───── DATASET ROWS ─────

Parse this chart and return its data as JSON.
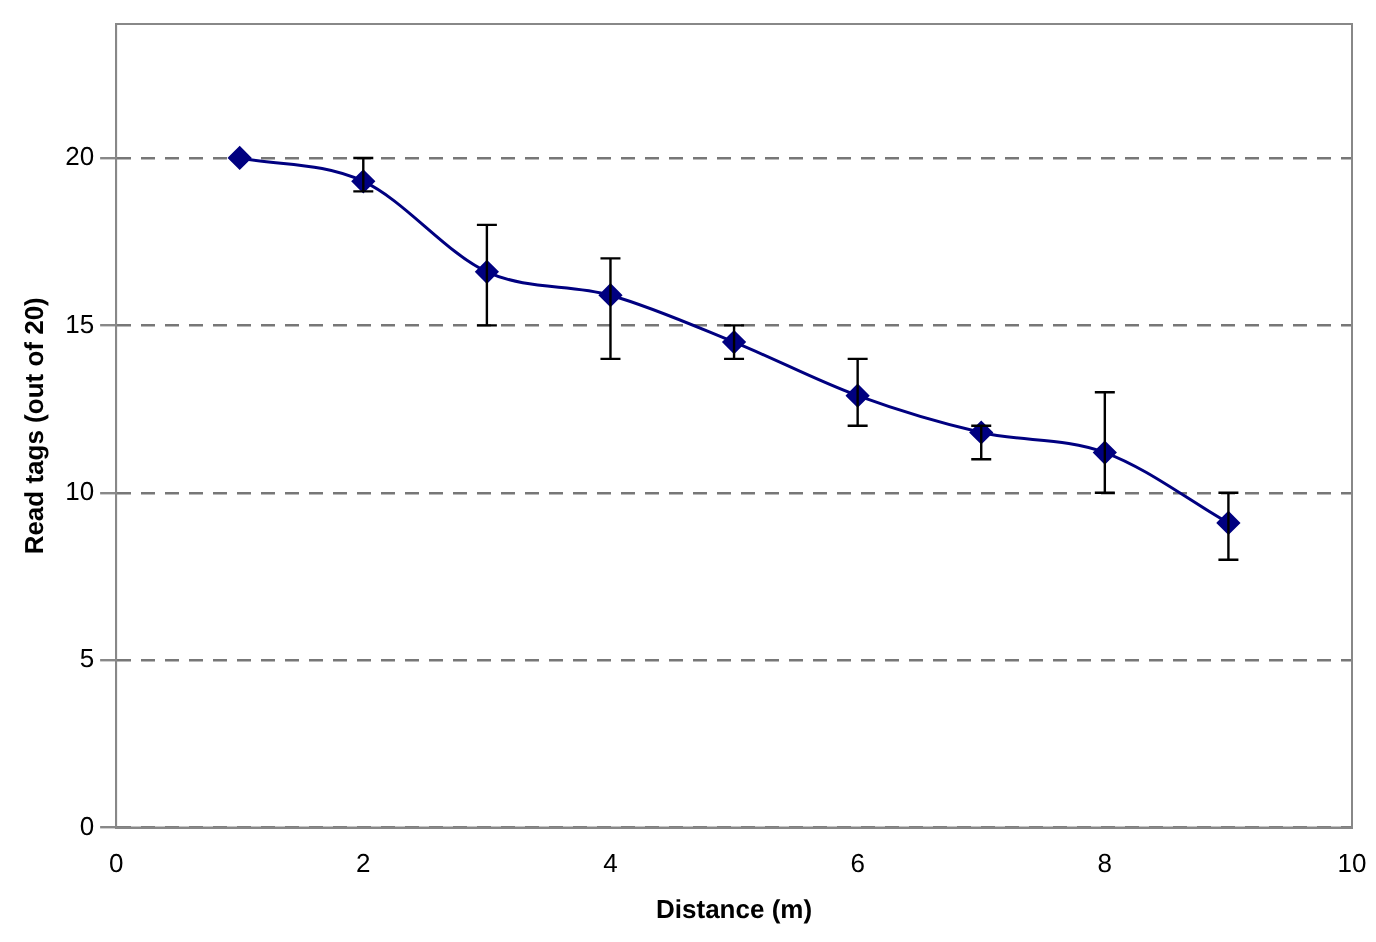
{
  "chart_data": {
    "type": "line",
    "xlabel": "Distance (m)",
    "ylabel": "Read tags (out of 20)",
    "x": [
      1,
      2,
      3,
      4,
      5,
      6,
      7,
      8,
      9
    ],
    "series": [
      {
        "color": "#000080",
        "values": [
          20,
          19.3,
          16.6,
          15.9,
          14.5,
          12.9,
          11.8,
          11.2,
          9.1
        ],
        "errors": [
          null,
          [
            19,
            20
          ],
          [
            15,
            18
          ],
          [
            14,
            17
          ],
          [
            14,
            15
          ],
          [
            12,
            14
          ],
          [
            11,
            12
          ],
          [
            10,
            13
          ],
          [
            8,
            10
          ]
        ]
      }
    ],
    "xlim": [
      0,
      10
    ],
    "xticks": [
      0,
      2,
      4,
      6,
      8,
      10
    ],
    "ylim": [
      0,
      24
    ],
    "yticks": [
      0,
      5,
      10,
      15,
      20
    ],
    "grid": "y",
    "legend": false,
    "marker": "diamond",
    "line_style": "solid"
  }
}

─────

TASK STATEMENT:
Repeat every record precisely. Any picture among them stays out of the copy.

EXERCISE OUTPUT:
Parse this chart and return its data as JSON.
{
  "chart_data": {
    "type": "line",
    "xlabel": "Distance (m)",
    "ylabel": "Read tags (out of 20)",
    "x": [
      1,
      2,
      3,
      4,
      5,
      6,
      7,
      8,
      9
    ],
    "series": [
      {
        "color": "#000080",
        "values": [
          20,
          19.3,
          16.6,
          15.9,
          14.5,
          12.9,
          11.8,
          11.2,
          9.1
        ],
        "errors": [
          null,
          [
            19,
            20
          ],
          [
            15,
            18
          ],
          [
            14,
            17
          ],
          [
            14,
            15
          ],
          [
            12,
            14
          ],
          [
            11,
            12
          ],
          [
            10,
            13
          ],
          [
            8,
            10
          ]
        ]
      }
    ],
    "xlim": [
      0,
      10
    ],
    "xticks": [
      0,
      2,
      4,
      6,
      8,
      10
    ],
    "ylim": [
      0,
      24
    ],
    "yticks": [
      0,
      5,
      10,
      15,
      20
    ],
    "grid": "y",
    "legend": false,
    "marker": "diamond",
    "line_style": "solid"
  }
}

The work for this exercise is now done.